■ What you are asked to do: Copy out every line that contains the word "content".

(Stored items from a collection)
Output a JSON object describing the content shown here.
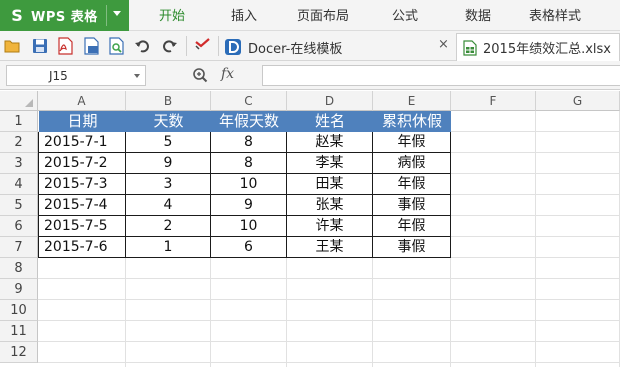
{
  "app": {
    "title": "WPS 表格",
    "logo": "S"
  },
  "menu": {
    "tabs": [
      "开始",
      "插入",
      "页面布局",
      "公式",
      "数据",
      "表格样式"
    ],
    "active_tab": "开始"
  },
  "toolbar": {
    "icons": [
      "open-icon",
      "save-icon",
      "export-pdf-icon",
      "print-icon",
      "print-preview-icon",
      "undo-icon",
      "redo-icon",
      "format-painter-icon"
    ],
    "docer_tab": "Docer-在线模板",
    "file_tab": "2015年绩效汇总.xlsx",
    "close_glyph": "×",
    "active_color": "#2e8b2e"
  },
  "formula_bar": {
    "name_box": "J15",
    "fx_label": "fx",
    "formula": ""
  },
  "grid": {
    "columns": [
      "A",
      "B",
      "C",
      "D",
      "E",
      "F",
      "G"
    ],
    "rows": [
      "1",
      "2",
      "3",
      "4",
      "5",
      "6",
      "7",
      "8",
      "9",
      "10",
      "11",
      "12"
    ],
    "header_fill": "#4f81bd",
    "table": {
      "headers": [
        "日期",
        "天数",
        "年假天数",
        "姓名",
        "累积休假"
      ],
      "rows": [
        [
          "2015-7-1",
          "5",
          "8",
          "赵某",
          "年假"
        ],
        [
          "2015-7-2",
          "9",
          "8",
          "李某",
          "病假"
        ],
        [
          "2015-7-3",
          "3",
          "10",
          "田某",
          "年假"
        ],
        [
          "2015-7-4",
          "4",
          "9",
          "张某",
          "事假"
        ],
        [
          "2015-7-5",
          "2",
          "10",
          "许某",
          "年假"
        ],
        [
          "2015-7-6",
          "1",
          "6",
          "王某",
          "事假"
        ]
      ]
    }
  }
}
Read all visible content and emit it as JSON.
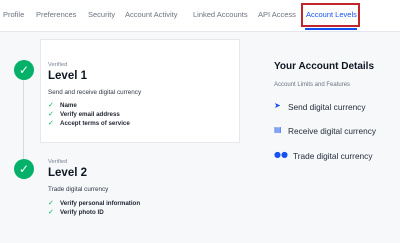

■ Finished exercise:
Output a JSON object describing the content shown here.
Read all visible content and emit it as JSON.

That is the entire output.